====== EXTRACTED RECORDS ======
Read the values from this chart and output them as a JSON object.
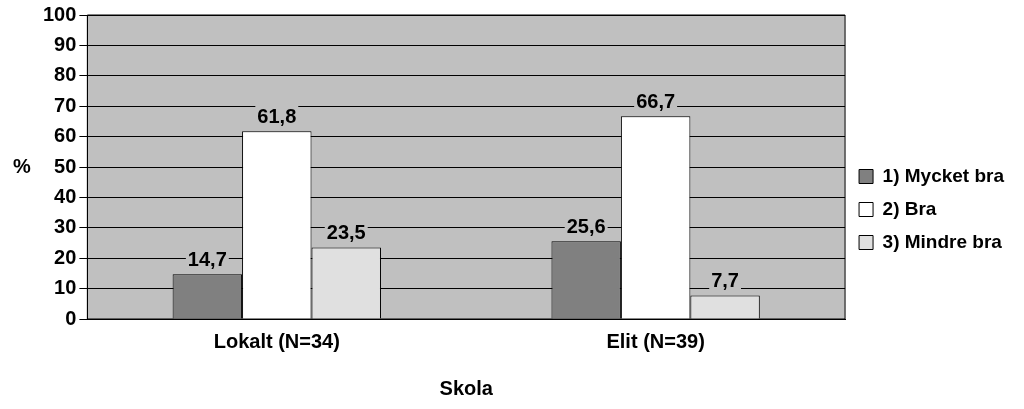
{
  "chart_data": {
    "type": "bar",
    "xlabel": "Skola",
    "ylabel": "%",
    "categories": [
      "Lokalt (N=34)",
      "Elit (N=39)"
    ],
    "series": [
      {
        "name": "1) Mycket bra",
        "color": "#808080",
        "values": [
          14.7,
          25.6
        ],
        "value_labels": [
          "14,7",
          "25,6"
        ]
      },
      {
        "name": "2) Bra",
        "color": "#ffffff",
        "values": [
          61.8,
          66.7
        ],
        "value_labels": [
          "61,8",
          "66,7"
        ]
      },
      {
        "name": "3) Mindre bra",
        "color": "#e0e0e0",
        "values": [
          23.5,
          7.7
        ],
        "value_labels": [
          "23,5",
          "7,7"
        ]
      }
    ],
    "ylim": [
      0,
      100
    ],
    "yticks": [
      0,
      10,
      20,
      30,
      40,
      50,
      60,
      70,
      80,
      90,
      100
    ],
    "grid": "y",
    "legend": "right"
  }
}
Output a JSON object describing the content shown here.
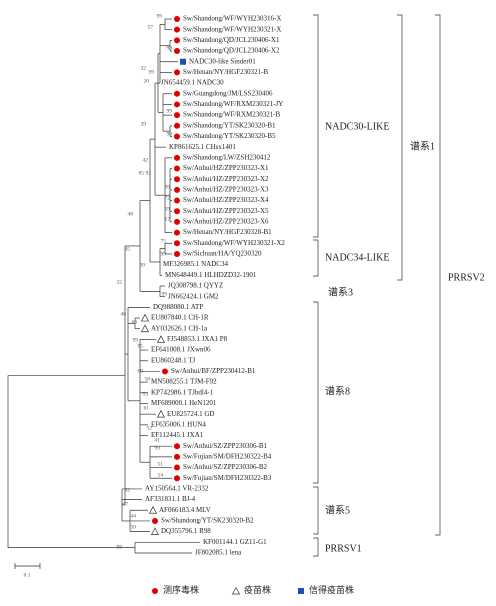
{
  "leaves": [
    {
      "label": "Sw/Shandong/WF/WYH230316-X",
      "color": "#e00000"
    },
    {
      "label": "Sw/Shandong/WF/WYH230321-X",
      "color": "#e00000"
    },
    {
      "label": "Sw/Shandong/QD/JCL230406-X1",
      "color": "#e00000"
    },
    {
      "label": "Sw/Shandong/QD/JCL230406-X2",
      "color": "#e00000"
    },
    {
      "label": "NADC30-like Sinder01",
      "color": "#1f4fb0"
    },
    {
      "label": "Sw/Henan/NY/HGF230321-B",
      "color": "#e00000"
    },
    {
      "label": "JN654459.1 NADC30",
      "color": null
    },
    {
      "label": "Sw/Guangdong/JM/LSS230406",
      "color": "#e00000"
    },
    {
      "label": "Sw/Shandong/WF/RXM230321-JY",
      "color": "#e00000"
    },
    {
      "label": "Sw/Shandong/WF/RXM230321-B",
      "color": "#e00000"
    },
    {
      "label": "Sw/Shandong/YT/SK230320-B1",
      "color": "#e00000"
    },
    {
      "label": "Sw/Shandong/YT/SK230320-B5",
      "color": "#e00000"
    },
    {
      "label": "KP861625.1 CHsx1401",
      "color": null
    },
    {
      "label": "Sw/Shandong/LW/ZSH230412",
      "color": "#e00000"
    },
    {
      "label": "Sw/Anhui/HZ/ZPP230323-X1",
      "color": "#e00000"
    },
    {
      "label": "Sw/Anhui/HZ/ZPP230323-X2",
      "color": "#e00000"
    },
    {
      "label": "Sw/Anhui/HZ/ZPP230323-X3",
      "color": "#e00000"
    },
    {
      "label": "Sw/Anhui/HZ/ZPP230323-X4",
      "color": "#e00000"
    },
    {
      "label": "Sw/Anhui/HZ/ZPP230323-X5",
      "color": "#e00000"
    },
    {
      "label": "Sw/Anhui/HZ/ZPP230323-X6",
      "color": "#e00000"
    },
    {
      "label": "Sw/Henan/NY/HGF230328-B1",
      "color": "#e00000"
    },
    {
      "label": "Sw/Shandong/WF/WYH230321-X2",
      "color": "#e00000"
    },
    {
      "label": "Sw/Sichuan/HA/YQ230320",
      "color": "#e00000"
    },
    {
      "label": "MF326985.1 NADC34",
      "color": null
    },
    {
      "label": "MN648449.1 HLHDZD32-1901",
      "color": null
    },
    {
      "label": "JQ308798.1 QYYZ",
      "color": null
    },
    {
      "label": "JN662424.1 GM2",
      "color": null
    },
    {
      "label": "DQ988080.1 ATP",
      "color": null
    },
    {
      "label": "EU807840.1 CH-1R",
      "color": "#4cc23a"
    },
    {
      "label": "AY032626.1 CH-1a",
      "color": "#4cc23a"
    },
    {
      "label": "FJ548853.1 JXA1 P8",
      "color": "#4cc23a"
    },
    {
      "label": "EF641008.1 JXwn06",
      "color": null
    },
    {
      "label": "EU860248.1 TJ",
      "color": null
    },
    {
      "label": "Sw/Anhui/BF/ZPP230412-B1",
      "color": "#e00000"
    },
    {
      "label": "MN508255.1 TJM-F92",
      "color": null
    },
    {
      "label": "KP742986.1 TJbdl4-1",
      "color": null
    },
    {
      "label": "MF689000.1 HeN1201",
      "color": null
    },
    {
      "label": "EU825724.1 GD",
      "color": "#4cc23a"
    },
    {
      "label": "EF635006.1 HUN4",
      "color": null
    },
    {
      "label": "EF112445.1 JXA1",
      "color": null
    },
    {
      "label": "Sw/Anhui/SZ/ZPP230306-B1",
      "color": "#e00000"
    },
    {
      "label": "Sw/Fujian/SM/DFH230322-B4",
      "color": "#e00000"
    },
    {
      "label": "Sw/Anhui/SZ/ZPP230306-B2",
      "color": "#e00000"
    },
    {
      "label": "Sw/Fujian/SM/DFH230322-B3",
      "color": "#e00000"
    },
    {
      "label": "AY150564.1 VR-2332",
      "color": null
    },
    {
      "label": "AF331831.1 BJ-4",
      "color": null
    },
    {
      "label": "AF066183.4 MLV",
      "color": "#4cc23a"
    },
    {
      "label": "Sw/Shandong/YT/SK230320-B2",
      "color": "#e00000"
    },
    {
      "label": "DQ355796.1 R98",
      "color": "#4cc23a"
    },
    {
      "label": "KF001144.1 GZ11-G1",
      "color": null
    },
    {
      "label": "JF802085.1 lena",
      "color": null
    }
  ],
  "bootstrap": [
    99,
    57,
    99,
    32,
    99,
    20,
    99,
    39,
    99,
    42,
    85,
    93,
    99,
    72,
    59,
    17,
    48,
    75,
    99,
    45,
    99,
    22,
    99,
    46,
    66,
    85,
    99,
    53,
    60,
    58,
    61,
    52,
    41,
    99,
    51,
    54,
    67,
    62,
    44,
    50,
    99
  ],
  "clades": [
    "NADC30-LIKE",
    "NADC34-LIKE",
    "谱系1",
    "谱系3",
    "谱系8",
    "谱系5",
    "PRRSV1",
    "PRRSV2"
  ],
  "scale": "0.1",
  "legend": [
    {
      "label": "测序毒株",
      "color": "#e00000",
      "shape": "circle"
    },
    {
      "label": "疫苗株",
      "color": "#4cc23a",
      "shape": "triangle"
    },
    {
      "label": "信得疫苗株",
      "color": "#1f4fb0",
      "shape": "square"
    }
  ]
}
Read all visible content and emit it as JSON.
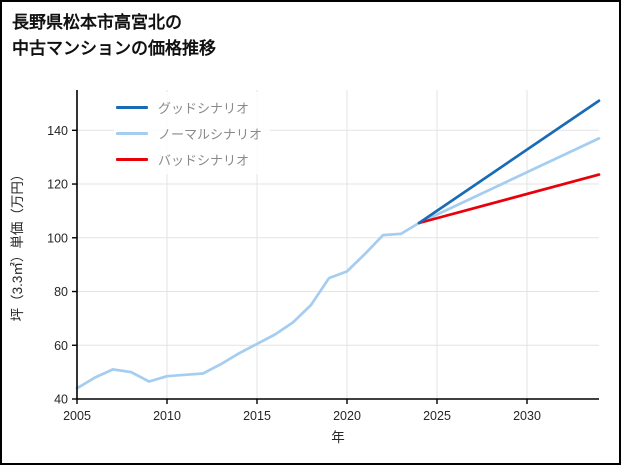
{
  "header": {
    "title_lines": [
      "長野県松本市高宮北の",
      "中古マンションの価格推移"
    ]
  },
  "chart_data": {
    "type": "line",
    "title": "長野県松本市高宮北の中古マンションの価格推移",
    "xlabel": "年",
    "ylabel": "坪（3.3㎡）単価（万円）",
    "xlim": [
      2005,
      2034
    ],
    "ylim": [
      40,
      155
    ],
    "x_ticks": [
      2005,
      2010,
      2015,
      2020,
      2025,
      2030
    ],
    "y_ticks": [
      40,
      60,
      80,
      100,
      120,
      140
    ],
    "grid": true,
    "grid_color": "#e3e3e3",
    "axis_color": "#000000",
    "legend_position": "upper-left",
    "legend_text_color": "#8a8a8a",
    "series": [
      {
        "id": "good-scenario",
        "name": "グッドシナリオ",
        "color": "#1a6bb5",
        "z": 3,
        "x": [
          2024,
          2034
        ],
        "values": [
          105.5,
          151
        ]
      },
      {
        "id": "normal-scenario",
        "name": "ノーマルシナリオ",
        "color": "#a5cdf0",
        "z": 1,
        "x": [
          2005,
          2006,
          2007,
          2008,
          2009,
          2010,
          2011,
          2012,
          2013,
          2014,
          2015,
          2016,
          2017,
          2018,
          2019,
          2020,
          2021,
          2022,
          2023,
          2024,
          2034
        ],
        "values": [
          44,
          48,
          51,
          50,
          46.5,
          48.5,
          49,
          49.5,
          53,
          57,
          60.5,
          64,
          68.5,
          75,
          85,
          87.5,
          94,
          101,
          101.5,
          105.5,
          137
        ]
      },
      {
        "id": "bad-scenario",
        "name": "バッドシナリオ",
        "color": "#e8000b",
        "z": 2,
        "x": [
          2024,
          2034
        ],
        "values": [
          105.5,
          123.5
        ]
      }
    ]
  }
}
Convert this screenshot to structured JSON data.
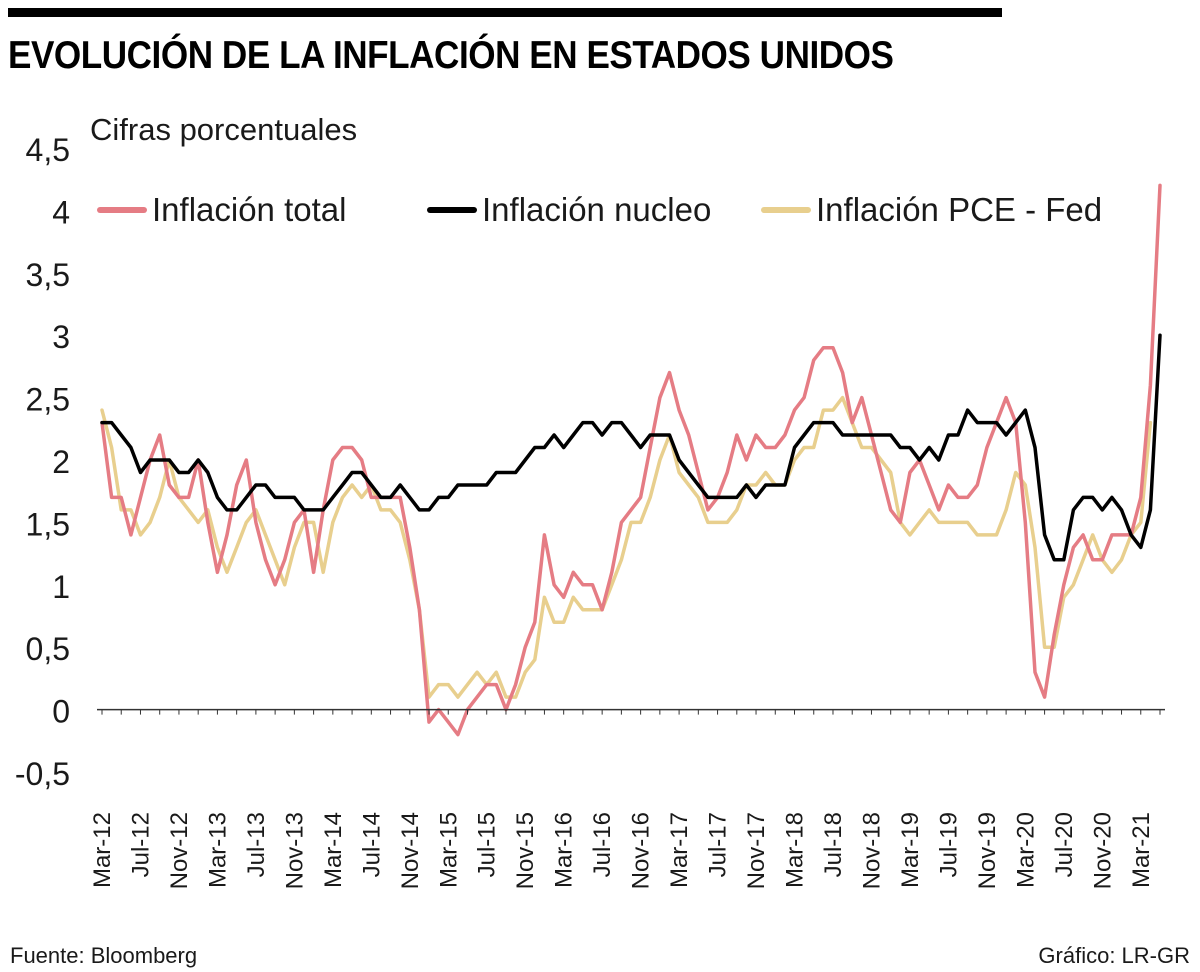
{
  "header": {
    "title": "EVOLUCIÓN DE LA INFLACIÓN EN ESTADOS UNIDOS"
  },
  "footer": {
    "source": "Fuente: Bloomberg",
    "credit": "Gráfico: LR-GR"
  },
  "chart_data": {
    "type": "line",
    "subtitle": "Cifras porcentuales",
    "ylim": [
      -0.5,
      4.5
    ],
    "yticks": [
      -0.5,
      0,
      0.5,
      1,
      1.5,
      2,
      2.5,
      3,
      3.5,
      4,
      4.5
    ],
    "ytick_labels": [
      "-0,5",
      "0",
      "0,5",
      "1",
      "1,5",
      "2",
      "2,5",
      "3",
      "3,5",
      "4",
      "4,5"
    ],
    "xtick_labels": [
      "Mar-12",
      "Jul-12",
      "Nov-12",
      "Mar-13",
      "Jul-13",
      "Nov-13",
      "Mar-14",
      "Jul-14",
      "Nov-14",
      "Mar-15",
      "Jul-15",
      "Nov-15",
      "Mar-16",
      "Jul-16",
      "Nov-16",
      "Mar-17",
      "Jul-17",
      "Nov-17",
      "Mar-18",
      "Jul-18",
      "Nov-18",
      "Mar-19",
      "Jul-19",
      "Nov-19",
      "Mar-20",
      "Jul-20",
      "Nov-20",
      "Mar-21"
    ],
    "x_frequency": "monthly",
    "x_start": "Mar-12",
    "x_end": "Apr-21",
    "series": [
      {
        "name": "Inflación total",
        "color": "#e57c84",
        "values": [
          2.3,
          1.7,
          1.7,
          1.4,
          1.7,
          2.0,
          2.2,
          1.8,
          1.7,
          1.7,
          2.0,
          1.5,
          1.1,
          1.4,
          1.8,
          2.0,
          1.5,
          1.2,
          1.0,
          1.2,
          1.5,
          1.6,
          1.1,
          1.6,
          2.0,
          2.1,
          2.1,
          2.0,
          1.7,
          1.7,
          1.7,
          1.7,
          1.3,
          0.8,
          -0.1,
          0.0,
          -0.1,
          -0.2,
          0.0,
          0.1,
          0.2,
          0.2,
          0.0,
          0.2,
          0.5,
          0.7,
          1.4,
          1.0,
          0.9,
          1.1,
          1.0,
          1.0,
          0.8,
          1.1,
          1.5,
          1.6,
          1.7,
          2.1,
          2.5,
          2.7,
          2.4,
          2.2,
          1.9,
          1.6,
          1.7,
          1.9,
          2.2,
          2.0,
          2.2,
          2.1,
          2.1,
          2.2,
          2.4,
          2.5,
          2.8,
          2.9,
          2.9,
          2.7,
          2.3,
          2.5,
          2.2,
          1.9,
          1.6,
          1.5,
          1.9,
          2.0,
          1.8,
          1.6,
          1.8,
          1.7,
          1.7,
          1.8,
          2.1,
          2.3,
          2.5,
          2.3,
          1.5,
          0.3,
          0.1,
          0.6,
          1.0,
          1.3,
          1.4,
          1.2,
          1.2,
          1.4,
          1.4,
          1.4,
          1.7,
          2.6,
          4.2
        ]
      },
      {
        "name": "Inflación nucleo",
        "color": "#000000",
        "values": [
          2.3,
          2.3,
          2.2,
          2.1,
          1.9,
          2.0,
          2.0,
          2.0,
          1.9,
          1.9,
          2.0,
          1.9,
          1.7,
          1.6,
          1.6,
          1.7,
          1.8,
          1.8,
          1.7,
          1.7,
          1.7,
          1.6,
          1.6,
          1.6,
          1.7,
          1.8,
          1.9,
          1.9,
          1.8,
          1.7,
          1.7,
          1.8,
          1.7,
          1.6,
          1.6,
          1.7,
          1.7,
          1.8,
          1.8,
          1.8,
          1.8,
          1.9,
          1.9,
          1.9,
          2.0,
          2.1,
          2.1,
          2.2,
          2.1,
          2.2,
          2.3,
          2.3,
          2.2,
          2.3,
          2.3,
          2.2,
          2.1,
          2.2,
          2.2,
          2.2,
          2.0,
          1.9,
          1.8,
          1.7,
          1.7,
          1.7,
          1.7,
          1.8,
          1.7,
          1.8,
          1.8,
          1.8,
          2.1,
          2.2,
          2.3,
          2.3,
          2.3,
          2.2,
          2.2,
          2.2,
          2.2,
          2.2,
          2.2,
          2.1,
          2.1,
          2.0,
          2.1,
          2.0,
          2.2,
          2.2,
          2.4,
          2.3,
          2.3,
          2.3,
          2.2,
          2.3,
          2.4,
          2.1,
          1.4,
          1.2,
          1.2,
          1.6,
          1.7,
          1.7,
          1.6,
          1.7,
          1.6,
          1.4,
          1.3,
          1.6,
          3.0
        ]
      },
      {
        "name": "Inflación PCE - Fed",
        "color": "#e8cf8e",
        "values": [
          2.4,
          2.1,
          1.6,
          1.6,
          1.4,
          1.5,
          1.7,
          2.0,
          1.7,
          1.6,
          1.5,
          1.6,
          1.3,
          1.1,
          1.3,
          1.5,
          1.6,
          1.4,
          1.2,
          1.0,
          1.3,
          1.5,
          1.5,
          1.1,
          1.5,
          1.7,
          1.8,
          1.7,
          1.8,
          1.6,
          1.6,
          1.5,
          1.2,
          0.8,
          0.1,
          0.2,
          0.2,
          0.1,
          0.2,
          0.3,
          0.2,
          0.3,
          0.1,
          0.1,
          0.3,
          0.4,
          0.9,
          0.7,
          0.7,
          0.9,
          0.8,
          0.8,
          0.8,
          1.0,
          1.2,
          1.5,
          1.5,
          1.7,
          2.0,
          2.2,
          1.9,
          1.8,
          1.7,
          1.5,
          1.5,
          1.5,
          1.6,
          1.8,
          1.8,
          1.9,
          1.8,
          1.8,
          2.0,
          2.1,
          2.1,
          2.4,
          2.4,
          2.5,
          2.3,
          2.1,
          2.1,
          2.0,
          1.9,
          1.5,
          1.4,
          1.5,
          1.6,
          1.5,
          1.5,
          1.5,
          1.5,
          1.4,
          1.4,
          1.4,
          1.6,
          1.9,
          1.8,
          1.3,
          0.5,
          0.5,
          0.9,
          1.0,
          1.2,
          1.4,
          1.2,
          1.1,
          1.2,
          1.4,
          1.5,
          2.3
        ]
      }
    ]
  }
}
======
*WHAT THE TASK ASKS:*
Identify and copy all lines with the word "Read".

*EXERCISE RESPONSE:*
Read the values from this chart and output them as a JSON object.
Read all visible content and emit it as JSON.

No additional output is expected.